> [EXTRACT PROVIDED]
As you might expect, the Oxford definition of self-indulgent is “characterized by doing or tending to do exactly what one wants, especially when this involves pleasure or idleness”. The not so politically correct Cambridge dictionary states it a little more plainly “allowing yourself to have or do anything that you enjoy”.
It is this second definition that I wish to discuss for a few minutes… particularly the phrase “allowing yourself to do anything that you enjoy.”
Now I am sure you think you know where this heading, but you would be wrong. I am not going to talk about the typical indulgent vices such as chocolate and shopping. I am not even going to discuss drugs or alcohol. What I want to discuss today are depression and negativity.
“Wo-ha! Depression is a medical condition not a self-indulgence,” you protest.
Let’s think about this for a minute.
While I am not a doctor and I have no doubt that the medical profession is correct in that, left un-checked depression becomes a complex illness that is difficult to treat; I dispute the idea that it is initially anything but an indulgence that turns into an addition.
Think about the onset of depression. No one gets out of bed on a sunny day in the midst of happy life and says to themselves, I think I’ll be depressed today. Far from it – a body in motion tends to stay in motion and balanced happy people tend to stay happy. … At least until something bad happens.
It all starts with a blow – some sort of unwanted, unwelcome, unexpected tragic news or event. One moment we are happy and then suddenly we are not.

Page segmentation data
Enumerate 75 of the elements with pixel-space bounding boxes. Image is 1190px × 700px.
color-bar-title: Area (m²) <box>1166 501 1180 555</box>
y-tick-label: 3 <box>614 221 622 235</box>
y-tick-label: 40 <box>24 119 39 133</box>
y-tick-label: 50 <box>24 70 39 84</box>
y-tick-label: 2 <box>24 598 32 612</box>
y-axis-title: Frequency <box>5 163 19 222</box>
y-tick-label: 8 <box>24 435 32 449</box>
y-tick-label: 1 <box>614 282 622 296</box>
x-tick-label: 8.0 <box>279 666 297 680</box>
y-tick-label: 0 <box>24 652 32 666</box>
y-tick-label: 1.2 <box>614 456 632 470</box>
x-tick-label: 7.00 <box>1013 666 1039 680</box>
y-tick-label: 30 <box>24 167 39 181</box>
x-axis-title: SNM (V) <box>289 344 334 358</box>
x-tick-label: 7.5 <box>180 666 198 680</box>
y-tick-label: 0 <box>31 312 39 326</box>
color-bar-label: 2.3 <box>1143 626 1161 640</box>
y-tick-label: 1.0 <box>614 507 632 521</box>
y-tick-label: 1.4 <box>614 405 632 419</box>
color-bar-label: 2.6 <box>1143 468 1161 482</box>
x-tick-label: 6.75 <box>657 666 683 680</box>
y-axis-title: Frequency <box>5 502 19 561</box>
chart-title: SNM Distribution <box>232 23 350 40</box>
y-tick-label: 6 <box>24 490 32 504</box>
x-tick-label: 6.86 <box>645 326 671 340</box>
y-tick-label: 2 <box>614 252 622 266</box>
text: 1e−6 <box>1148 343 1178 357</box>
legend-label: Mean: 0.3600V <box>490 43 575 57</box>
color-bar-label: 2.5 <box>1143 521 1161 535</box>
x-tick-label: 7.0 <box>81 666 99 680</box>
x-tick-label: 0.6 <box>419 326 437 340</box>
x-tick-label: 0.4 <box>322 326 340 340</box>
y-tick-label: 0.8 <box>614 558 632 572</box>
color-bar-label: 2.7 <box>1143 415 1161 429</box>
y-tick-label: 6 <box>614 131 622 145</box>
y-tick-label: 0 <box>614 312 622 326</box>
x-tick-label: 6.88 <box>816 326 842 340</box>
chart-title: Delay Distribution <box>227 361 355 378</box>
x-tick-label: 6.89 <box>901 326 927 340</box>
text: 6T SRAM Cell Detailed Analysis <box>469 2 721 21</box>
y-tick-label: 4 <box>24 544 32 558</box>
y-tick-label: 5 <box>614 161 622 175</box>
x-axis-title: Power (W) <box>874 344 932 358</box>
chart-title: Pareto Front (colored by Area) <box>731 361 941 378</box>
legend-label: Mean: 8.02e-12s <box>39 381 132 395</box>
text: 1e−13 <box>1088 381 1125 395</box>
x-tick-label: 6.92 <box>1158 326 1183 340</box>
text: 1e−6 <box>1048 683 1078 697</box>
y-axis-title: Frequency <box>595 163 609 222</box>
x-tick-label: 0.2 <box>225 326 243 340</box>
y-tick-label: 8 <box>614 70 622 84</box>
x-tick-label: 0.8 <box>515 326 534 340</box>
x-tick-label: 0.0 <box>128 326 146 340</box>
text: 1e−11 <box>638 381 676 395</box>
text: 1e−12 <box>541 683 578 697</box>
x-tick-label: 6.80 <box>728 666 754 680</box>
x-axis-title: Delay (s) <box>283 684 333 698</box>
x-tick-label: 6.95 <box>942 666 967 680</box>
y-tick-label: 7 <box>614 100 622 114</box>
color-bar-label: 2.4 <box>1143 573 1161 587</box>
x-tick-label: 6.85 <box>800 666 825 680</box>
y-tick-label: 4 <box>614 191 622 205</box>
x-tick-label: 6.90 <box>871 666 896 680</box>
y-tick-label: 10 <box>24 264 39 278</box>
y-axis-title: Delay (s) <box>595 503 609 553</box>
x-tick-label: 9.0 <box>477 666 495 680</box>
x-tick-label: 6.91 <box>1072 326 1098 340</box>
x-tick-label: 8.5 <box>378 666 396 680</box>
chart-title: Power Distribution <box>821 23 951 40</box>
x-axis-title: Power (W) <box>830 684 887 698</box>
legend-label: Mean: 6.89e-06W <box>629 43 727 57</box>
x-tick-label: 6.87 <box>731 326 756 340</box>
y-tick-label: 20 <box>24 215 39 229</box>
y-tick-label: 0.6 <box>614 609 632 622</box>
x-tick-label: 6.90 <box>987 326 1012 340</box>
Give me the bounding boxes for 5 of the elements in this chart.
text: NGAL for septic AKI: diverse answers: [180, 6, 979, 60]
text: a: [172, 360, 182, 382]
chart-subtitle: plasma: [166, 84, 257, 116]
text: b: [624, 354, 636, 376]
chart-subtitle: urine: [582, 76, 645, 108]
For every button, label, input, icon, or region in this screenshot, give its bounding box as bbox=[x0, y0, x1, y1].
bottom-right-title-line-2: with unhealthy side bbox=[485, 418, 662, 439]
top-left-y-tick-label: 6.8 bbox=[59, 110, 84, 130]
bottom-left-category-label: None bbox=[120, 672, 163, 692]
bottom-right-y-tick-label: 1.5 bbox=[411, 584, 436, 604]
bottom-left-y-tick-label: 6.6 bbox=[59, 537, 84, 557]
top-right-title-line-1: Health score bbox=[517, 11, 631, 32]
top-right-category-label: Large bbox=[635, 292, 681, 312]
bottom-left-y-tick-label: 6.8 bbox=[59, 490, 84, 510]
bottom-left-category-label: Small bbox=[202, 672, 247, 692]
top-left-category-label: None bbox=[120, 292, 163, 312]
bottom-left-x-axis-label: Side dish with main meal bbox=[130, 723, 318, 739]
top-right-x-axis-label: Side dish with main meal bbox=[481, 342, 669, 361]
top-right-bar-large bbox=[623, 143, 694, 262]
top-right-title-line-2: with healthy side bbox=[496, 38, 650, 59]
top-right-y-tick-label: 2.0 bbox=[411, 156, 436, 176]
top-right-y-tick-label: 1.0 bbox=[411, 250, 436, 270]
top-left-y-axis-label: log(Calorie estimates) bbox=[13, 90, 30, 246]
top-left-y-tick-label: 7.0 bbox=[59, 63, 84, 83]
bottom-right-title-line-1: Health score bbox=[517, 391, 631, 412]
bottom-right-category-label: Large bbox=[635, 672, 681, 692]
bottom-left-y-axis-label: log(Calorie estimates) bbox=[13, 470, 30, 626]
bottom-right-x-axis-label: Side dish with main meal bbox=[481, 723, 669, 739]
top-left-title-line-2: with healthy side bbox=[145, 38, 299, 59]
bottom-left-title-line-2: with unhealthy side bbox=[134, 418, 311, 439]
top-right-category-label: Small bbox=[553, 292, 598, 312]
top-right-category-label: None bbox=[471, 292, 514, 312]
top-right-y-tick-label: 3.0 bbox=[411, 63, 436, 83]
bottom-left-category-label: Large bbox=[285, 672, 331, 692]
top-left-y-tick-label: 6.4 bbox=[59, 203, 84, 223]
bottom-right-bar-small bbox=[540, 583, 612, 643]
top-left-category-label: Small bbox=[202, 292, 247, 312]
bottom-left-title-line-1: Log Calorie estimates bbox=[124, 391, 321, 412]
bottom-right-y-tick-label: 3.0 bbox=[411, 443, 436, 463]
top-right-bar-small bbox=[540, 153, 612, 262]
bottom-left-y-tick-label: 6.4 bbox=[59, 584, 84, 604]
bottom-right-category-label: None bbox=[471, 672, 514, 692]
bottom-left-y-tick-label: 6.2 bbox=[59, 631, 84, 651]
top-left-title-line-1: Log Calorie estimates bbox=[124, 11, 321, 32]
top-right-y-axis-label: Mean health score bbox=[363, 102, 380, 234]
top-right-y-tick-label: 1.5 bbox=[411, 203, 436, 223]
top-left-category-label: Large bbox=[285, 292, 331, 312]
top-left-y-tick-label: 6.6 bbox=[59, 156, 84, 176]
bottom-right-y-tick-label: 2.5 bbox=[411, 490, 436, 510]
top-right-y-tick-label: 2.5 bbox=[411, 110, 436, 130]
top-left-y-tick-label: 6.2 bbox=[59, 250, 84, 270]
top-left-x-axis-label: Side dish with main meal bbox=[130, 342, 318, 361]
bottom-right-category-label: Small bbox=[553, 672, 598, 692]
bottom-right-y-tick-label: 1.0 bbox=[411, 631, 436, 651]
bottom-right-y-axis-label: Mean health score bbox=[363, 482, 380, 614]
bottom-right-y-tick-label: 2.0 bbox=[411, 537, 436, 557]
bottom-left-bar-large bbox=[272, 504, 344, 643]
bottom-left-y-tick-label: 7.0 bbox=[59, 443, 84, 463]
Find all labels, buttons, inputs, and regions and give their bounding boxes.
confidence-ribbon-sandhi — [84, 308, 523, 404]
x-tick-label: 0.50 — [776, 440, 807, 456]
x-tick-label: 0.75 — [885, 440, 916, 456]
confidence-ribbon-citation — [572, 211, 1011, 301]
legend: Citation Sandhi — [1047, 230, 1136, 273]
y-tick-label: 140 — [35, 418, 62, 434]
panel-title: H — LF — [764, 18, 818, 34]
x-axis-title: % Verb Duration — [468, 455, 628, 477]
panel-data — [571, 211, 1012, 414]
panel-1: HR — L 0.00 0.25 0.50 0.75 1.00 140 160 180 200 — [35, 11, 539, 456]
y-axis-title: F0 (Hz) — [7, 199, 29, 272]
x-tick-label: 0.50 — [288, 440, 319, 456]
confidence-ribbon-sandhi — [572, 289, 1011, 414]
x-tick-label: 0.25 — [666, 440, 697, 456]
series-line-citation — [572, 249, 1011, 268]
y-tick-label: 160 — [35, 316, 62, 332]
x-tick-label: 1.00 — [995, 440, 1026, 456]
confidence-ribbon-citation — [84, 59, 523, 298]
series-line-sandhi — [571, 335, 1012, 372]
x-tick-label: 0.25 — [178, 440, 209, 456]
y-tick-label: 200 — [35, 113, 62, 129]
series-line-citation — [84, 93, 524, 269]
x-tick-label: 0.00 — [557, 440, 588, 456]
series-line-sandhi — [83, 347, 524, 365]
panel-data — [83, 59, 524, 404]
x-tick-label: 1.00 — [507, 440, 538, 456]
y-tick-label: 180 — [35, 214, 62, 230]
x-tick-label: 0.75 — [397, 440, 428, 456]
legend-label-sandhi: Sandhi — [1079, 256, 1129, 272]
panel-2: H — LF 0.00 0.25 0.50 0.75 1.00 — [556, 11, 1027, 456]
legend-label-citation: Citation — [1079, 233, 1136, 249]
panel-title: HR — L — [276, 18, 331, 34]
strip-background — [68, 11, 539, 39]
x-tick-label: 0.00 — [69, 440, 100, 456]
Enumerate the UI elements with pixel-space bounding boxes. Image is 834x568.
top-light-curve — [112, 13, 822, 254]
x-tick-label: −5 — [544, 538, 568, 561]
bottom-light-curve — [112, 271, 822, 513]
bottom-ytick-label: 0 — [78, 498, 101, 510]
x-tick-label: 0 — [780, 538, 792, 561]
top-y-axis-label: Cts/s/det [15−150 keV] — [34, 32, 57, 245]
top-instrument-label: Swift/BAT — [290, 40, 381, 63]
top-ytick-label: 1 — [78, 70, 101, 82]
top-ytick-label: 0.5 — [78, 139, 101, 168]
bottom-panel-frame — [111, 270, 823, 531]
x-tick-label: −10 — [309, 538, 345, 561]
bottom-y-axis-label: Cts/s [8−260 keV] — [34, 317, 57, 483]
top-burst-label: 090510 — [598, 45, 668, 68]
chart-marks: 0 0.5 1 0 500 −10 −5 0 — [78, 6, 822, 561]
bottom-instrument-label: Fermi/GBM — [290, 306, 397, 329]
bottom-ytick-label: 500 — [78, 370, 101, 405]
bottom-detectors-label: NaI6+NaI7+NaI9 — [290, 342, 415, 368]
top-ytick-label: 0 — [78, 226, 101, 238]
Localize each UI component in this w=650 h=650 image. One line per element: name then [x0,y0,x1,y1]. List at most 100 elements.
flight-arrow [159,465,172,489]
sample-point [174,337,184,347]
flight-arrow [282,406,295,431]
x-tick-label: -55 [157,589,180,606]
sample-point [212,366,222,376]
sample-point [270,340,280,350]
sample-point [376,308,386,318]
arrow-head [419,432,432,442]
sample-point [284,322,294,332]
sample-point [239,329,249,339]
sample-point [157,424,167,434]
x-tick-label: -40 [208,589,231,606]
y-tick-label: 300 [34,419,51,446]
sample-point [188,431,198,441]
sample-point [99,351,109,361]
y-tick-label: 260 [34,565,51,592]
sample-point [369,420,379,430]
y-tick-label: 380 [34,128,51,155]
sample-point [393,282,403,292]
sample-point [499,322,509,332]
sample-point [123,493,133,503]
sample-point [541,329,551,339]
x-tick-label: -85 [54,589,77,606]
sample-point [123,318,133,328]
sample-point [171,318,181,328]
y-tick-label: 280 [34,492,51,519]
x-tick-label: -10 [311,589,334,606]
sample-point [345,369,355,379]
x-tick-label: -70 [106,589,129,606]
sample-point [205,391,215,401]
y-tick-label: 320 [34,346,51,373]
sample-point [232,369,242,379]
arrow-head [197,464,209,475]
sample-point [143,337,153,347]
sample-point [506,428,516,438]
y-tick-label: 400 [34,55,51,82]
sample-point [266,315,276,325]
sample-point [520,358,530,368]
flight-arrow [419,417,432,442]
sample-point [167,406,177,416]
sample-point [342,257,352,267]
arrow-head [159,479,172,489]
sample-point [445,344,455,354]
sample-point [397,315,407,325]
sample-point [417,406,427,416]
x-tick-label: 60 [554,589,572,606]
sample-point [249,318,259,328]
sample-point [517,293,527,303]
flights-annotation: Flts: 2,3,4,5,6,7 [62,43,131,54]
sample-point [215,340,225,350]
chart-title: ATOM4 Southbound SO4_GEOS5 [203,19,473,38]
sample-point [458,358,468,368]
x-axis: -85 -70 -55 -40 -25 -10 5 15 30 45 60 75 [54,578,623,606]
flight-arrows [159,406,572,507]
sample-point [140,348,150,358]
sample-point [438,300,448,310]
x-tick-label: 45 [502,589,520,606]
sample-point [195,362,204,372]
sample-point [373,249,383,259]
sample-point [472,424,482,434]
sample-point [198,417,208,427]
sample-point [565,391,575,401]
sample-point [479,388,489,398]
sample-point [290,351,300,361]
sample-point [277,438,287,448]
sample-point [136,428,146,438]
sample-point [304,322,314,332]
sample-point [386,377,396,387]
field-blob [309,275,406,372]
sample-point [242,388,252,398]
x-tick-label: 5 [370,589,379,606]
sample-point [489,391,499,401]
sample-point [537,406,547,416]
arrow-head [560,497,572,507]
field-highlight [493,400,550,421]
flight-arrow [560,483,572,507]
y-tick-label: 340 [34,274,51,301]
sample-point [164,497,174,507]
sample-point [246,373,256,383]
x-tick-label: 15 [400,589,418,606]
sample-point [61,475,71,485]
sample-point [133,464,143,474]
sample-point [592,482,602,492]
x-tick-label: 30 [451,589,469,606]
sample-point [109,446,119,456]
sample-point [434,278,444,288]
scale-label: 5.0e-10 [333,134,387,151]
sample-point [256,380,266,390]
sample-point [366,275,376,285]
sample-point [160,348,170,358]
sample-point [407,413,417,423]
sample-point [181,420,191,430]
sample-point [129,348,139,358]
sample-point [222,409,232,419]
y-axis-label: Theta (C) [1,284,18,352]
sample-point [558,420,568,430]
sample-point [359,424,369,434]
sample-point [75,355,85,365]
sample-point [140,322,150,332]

> [WHAT YOU WILL DO]
a - In the essay on self-indulgence, how does the Cambridge dictionary define self-indulgent?
b - Carry on the essay on self-indulgence and depression from its final sentence.
The items are separate material and have no connection to the essay.

> [RESPONSES FOR EACH TASK]
a - As "allowing yourself to have or do anything that you enjoy."

b -
What happens next determines a lot.
You can choose to get back on your happy horse and gradually let the sunshine back in, or (ready for it?) you can indulge yourself by wallowing in the grey muddy sadness of your circumstances. And ironically, the more you wallow … the more you want to wallow.
People who are depressed, don’t have trouble getting over stuff – they have trouble deciding to get over stuff. This is a subtle but huge distinction.
Believe it or not, as miserable as they are, there is a tradeoff for all that misery – they get to be irresponsible and in a weird way they subconsciously enjoy this. They stop expecting very much of themselves, and sooner or later so do the other people in their lives. Their non-contribution almost becomes accepted and they get out of doing all sorts of things that are expected of the rest of us – working, child rearing, cleaning the house, even being civil.
The temptation to wallow is particularly challenging after the loss of a loved one, because the good and the bad memories are all stuck together in one tangled ball and sometimes you cannot separate your thoughts enough to recall a happy thought without ending up in tears.
That is normal in the beginning, but you still have to be disciplined. When you start getting depressed you literally have to tell yourself – “Stop, you are being self-indulgent”. Then consciously decide ti think of absolutely anything else that is more positive.
In time you will realize that it really is ok to let go of some of the bad stuff, but until you figure out how to do that; start collecting happy thoughts in a shoebox. This can be a mental list in your mind or physical collection, it doesn’t matter. The point is, if you catch yourself starting to wallow, lift the lid on your shoebox and indulge yourself by playing there instead.